-- ENTRIES SHOWN --
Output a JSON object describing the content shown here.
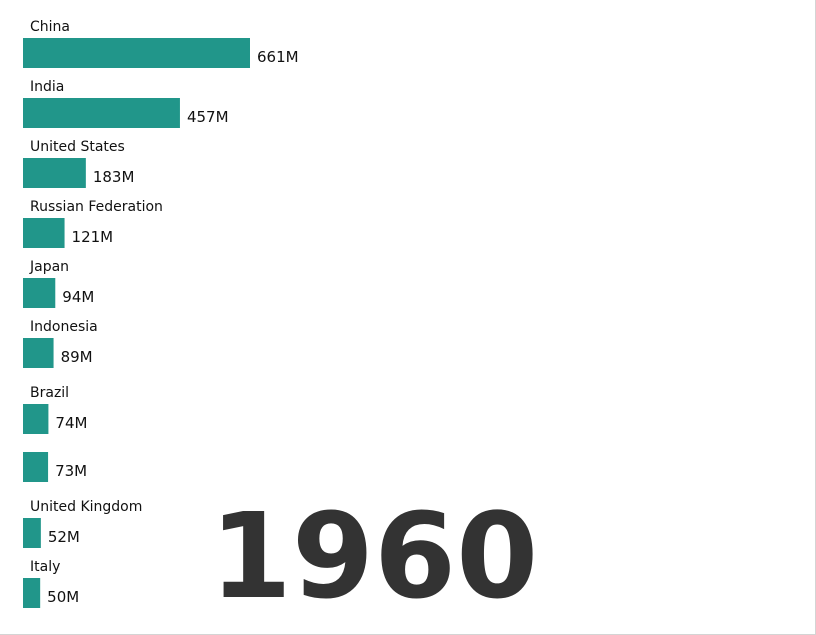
{
  "chart_data": {
    "type": "bar",
    "orientation": "horizontal",
    "categories": [
      "China",
      "India",
      "United States",
      "Russian Federation",
      "Japan",
      "Indonesia",
      "Brazil",
      "",
      "United Kingdom",
      "Italy"
    ],
    "values": [
      661,
      457,
      183,
      121,
      94,
      89,
      74,
      73,
      52,
      50
    ],
    "value_labels": [
      "661M",
      "457M",
      "183M",
      "121M",
      "94M",
      "89M",
      "74M",
      "73M",
      "52M",
      "50M"
    ],
    "year": "1960",
    "title": "",
    "xlabel": "",
    "ylabel": "",
    "xlim": [
      0,
      661
    ],
    "grid": false,
    "bar_color": "#21968a"
  }
}
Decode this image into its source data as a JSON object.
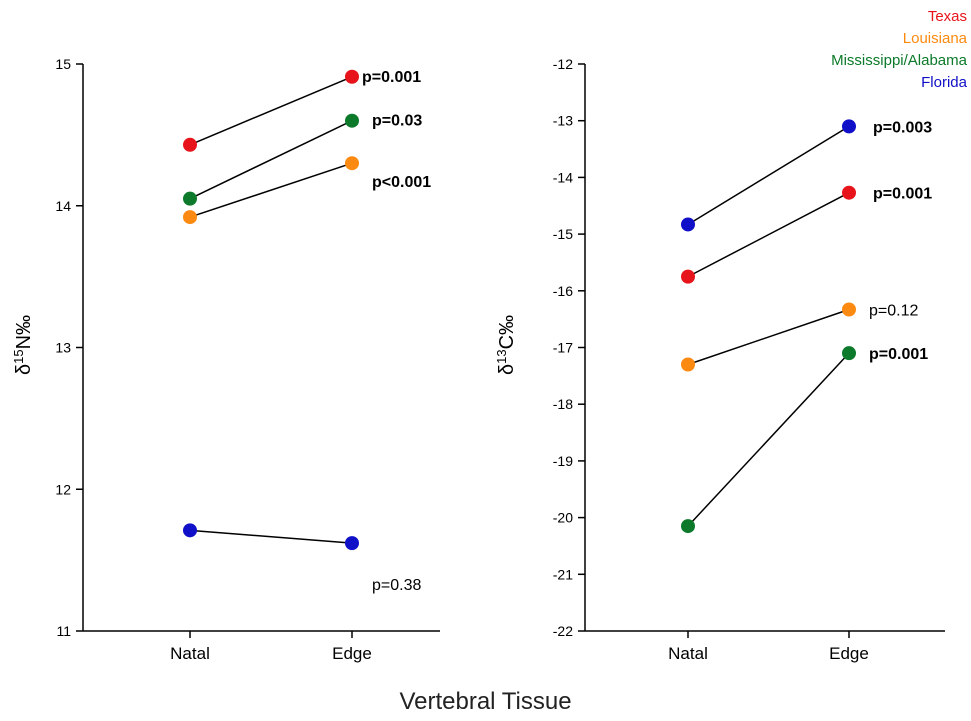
{
  "legend": {
    "texas": {
      "label": "Texas",
      "color": "#e8141c"
    },
    "louisiana": {
      "label": "Louisiana",
      "color": "#fc8a10"
    },
    "ms_al": {
      "label": "Mississippi/Alabama",
      "color": "#0c7a2a"
    },
    "florida": {
      "label": "Florida",
      "color": "#1010c8"
    }
  },
  "xtitle": "Vertebral Tissue",
  "chart_data": [
    {
      "type": "line",
      "ylabel_base": "δ",
      "ylabel_sup": "15",
      "ylabel_rest": "N‰",
      "categories": [
        "Natal",
        "Edge"
      ],
      "ylim": [
        11,
        15
      ],
      "yticks": [
        "11",
        "12",
        "13",
        "14",
        "15"
      ],
      "series": [
        {
          "name": "Texas",
          "color": "#e8141c",
          "values": [
            14.43,
            14.91
          ],
          "pvalue": "p=0.001",
          "bold": true
        },
        {
          "name": "Mississippi/Alabama",
          "color": "#0c7a2a",
          "values": [
            14.05,
            14.6
          ],
          "pvalue": "p=0.03",
          "bold": true
        },
        {
          "name": "Louisiana",
          "color": "#fc8a10",
          "values": [
            13.92,
            14.3
          ],
          "pvalue": "p<0.001",
          "bold": true
        },
        {
          "name": "Florida",
          "color": "#1010c8",
          "values": [
            11.71,
            11.62
          ],
          "pvalue": "p=0.38",
          "bold": false
        }
      ]
    },
    {
      "type": "line",
      "ylabel_base": "δ",
      "ylabel_sup": "13",
      "ylabel_rest": "C‰",
      "categories": [
        "Natal",
        "Edge"
      ],
      "ylim": [
        -22,
        -12
      ],
      "yticks": [
        "-22",
        "-21",
        "-20",
        "-19",
        "-18",
        "-17",
        "-16",
        "-15",
        "-14",
        "-13",
        "-12"
      ],
      "series": [
        {
          "name": "Florida",
          "color": "#1010c8",
          "values": [
            -14.83,
            -13.1
          ],
          "pvalue": "p=0.003",
          "bold": true
        },
        {
          "name": "Texas",
          "color": "#e8141c",
          "values": [
            -15.75,
            -14.27
          ],
          "pvalue": "p=0.001",
          "bold": true
        },
        {
          "name": "Louisiana",
          "color": "#fc8a10",
          "values": [
            -17.3,
            -16.33
          ],
          "pvalue": "p=0.12",
          "bold": false
        },
        {
          "name": "Mississippi/Alabama",
          "color": "#0c7a2a",
          "values": [
            -20.15,
            -17.1
          ],
          "pvalue": "p=0.001",
          "bold": true
        }
      ]
    }
  ]
}
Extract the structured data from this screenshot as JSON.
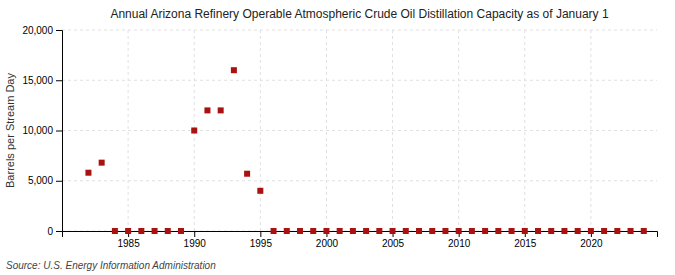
{
  "chart_data": {
    "type": "scatter",
    "title": "Annual Arizona Refinery Operable Atmospheric Crude Oil Distillation Capacity as of January 1",
    "ylabel": "Barrels per Stream Day",
    "annotations": [
      "Source: U.S. Energy Information Administration"
    ],
    "x": [
      1982,
      1983,
      1984,
      1985,
      1986,
      1987,
      1988,
      1989,
      1990,
      1991,
      1992,
      1993,
      1994,
      1995,
      1996,
      1997,
      1998,
      1999,
      2000,
      2001,
      2002,
      2003,
      2004,
      2005,
      2006,
      2007,
      2008,
      2009,
      2010,
      2011,
      2012,
      2013,
      2014,
      2015,
      2016,
      2017,
      2018,
      2019,
      2020,
      2021,
      2022,
      2023,
      2024
    ],
    "values": [
      5800,
      6800,
      0,
      0,
      0,
      0,
      0,
      0,
      10000,
      12000,
      12000,
      16000,
      5700,
      4000,
      0,
      0,
      0,
      0,
      0,
      0,
      0,
      0,
      0,
      0,
      0,
      0,
      0,
      0,
      0,
      0,
      0,
      0,
      0,
      0,
      0,
      0,
      0,
      0,
      0,
      0,
      0,
      0,
      0
    ],
    "color": "#aa1111",
    "marker": "square",
    "xlim": [
      1980,
      2025
    ],
    "xticks": [
      1985,
      1990,
      1995,
      2000,
      2005,
      2010,
      2015,
      2020
    ],
    "ylim": [
      0,
      20000
    ],
    "yticks": [
      0,
      {
        "value": 5000,
        "label": "5,000"
      },
      {
        "value": 10000,
        "label": "10,000"
      },
      {
        "value": 15000,
        "label": "15,000"
      },
      {
        "value": 20000,
        "label": "20,000"
      }
    ],
    "grid": true
  }
}
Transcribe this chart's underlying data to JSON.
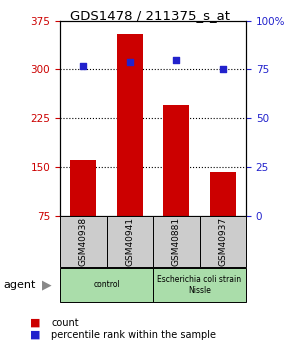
{
  "title": "GDS1478 / 211375_s_at",
  "samples": [
    "GSM40938",
    "GSM40941",
    "GSM40881",
    "GSM40937"
  ],
  "counts": [
    160,
    355,
    245,
    142
  ],
  "percentiles": [
    77,
    79,
    80,
    75
  ],
  "ylim_left": [
    75,
    375
  ],
  "ylim_right": [
    0,
    100
  ],
  "yticks_left": [
    75,
    150,
    225,
    300,
    375
  ],
  "yticks_right": [
    0,
    25,
    50,
    75,
    100
  ],
  "bar_color": "#cc0000",
  "dot_color": "#2222cc",
  "bar_bottom": 75,
  "groups": [
    {
      "label": "control",
      "span": [
        0,
        2
      ],
      "color": "#aaddaa"
    },
    {
      "label": "Escherichia coli strain\nNissle",
      "span": [
        2,
        4
      ],
      "color": "#aaddaa"
    }
  ],
  "legend_count_color": "#cc0000",
  "legend_pct_color": "#2222cc",
  "agent_label": "agent",
  "grid_yticks": [
    150,
    225,
    300
  ],
  "tick_color_left": "#cc0000",
  "tick_color_right": "#2222cc",
  "bar_width": 0.55
}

-- EXERCISE PROMPT --
Each record should be quoted exactly, with the images omitted.

-- COMPLETED EXERCISE --
Output a JSON object describing the content shown here.
{
  "chart_data": {
    "type": "bar",
    "orientation": "horizontal",
    "categories": [
      "China",
      "India",
      "United States",
      "Russian Federation",
      "Japan",
      "Indonesia",
      "Brazil",
      "",
      "United Kingdom",
      "Italy"
    ],
    "values": [
      661,
      457,
      183,
      121,
      94,
      89,
      74,
      73,
      52,
      50
    ],
    "value_labels": [
      "661M",
      "457M",
      "183M",
      "121M",
      "94M",
      "89M",
      "74M",
      "73M",
      "52M",
      "50M"
    ],
    "year": "1960",
    "title": "",
    "xlabel": "",
    "ylabel": "",
    "xlim": [
      0,
      661
    ],
    "grid": false,
    "bar_color": "#21968a"
  }
}
Decode this image into its source data as a JSON object.
{
  "legend": {
    "texas": {
      "label": "Texas",
      "color": "#e8141c"
    },
    "louisiana": {
      "label": "Louisiana",
      "color": "#fc8a10"
    },
    "ms_al": {
      "label": "Mississippi/Alabama",
      "color": "#0c7a2a"
    },
    "florida": {
      "label": "Florida",
      "color": "#1010c8"
    }
  },
  "xtitle": "Vertebral Tissue",
  "chart_data": [
    {
      "type": "line",
      "ylabel_base": "δ",
      "ylabel_sup": "15",
      "ylabel_rest": "N‰",
      "categories": [
        "Natal",
        "Edge"
      ],
      "ylim": [
        11,
        15
      ],
      "yticks": [
        "11",
        "12",
        "13",
        "14",
        "15"
      ],
      "series": [
        {
          "name": "Texas",
          "color": "#e8141c",
          "values": [
            14.43,
            14.91
          ],
          "pvalue": "p=0.001",
          "bold": true
        },
        {
          "name": "Mississippi/Alabama",
          "color": "#0c7a2a",
          "values": [
            14.05,
            14.6
          ],
          "pvalue": "p=0.03",
          "bold": true
        },
        {
          "name": "Louisiana",
          "color": "#fc8a10",
          "values": [
            13.92,
            14.3
          ],
          "pvalue": "p<0.001",
          "bold": true
        },
        {
          "name": "Florida",
          "color": "#1010c8",
          "values": [
            11.71,
            11.62
          ],
          "pvalue": "p=0.38",
          "bold": false
        }
      ]
    },
    {
      "type": "line",
      "ylabel_base": "δ",
      "ylabel_sup": "13",
      "ylabel_rest": "C‰",
      "categories": [
        "Natal",
        "Edge"
      ],
      "ylim": [
        -22,
        -12
      ],
      "yticks": [
        "-22",
        "-21",
        "-20",
        "-19",
        "-18",
        "-17",
        "-16",
        "-15",
        "-14",
        "-13",
        "-12"
      ],
      "series": [
        {
          "name": "Florida",
          "color": "#1010c8",
          "values": [
            -14.83,
            -13.1
          ],
          "pvalue": "p=0.003",
          "bold": true
        },
        {
          "name": "Texas",
          "color": "#e8141c",
          "values": [
            -15.75,
            -14.27
          ],
          "pvalue": "p=0.001",
          "bold": true
        },
        {
          "name": "Louisiana",
          "color": "#fc8a10",
          "values": [
            -17.3,
            -16.33
          ],
          "pvalue": "p=0.12",
          "bold": false
        },
        {
          "name": "Mississippi/Alabama",
          "color": "#0c7a2a",
          "values": [
            -20.15,
            -17.1
          ],
          "pvalue": "p=0.001",
          "bold": true
        }
      ]
    }
  ]
}
Extract the structured data from this screenshot as JSON.
{
  "chart_data": {
    "type": "scatter",
    "title": "Annual Arizona Refinery Operable Atmospheric Crude Oil Distillation Capacity as of January 1",
    "ylabel": "Barrels per Stream Day",
    "annotations": [
      "Source: U.S. Energy Information Administration"
    ],
    "x": [
      1982,
      1983,
      1984,
      1985,
      1986,
      1987,
      1988,
      1989,
      1990,
      1991,
      1992,
      1993,
      1994,
      1995,
      1996,
      1997,
      1998,
      1999,
      2000,
      2001,
      2002,
      2003,
      2004,
      2005,
      2006,
      2007,
      2008,
      2009,
      2010,
      2011,
      2012,
      2013,
      2014,
      2015,
      2016,
      2017,
      2018,
      2019,
      2020,
      2021,
      2022,
      2023,
      2024
    ],
    "values": [
      5800,
      6800,
      0,
      0,
      0,
      0,
      0,
      0,
      10000,
      12000,
      12000,
      16000,
      5700,
      4000,
      0,
      0,
      0,
      0,
      0,
      0,
      0,
      0,
      0,
      0,
      0,
      0,
      0,
      0,
      0,
      0,
      0,
      0,
      0,
      0,
      0,
      0,
      0,
      0,
      0,
      0,
      0,
      0,
      0
    ],
    "color": "#aa1111",
    "marker": "square",
    "xlim": [
      1980,
      2025
    ],
    "xticks": [
      1985,
      1990,
      1995,
      2000,
      2005,
      2010,
      2015,
      2020
    ],
    "ylim": [
      0,
      20000
    ],
    "yticks": [
      0,
      {
        "value": 5000,
        "label": "5,000"
      },
      {
        "value": 10000,
        "label": "10,000"
      },
      {
        "value": 15000,
        "label": "15,000"
      },
      {
        "value": 20000,
        "label": "20,000"
      }
    ],
    "grid": true
  }
}
Transcribe this chart's underlying data to JSON.
{
  "title": "GDS1478 / 211375_s_at",
  "samples": [
    "GSM40938",
    "GSM40941",
    "GSM40881",
    "GSM40937"
  ],
  "counts": [
    160,
    355,
    245,
    142
  ],
  "percentiles": [
    77,
    79,
    80,
    75
  ],
  "ylim_left": [
    75,
    375
  ],
  "ylim_right": [
    0,
    100
  ],
  "yticks_left": [
    75,
    150,
    225,
    300,
    375
  ],
  "yticks_right": [
    0,
    25,
    50,
    75,
    100
  ],
  "bar_color": "#cc0000",
  "dot_color": "#2222cc",
  "bar_bottom": 75,
  "groups": [
    {
      "label": "control",
      "span": [
        0,
        2
      ],
      "color": "#aaddaa"
    },
    {
      "label": "Escherichia coli strain\nNissle",
      "span": [
        2,
        4
      ],
      "color": "#aaddaa"
    }
  ],
  "legend_count_color": "#cc0000",
  "legend_pct_color": "#2222cc",
  "agent_label": "agent",
  "grid_yticks": [
    150,
    225,
    300
  ],
  "tick_color_left": "#cc0000",
  "tick_color_right": "#2222cc",
  "bar_width": 0.55
}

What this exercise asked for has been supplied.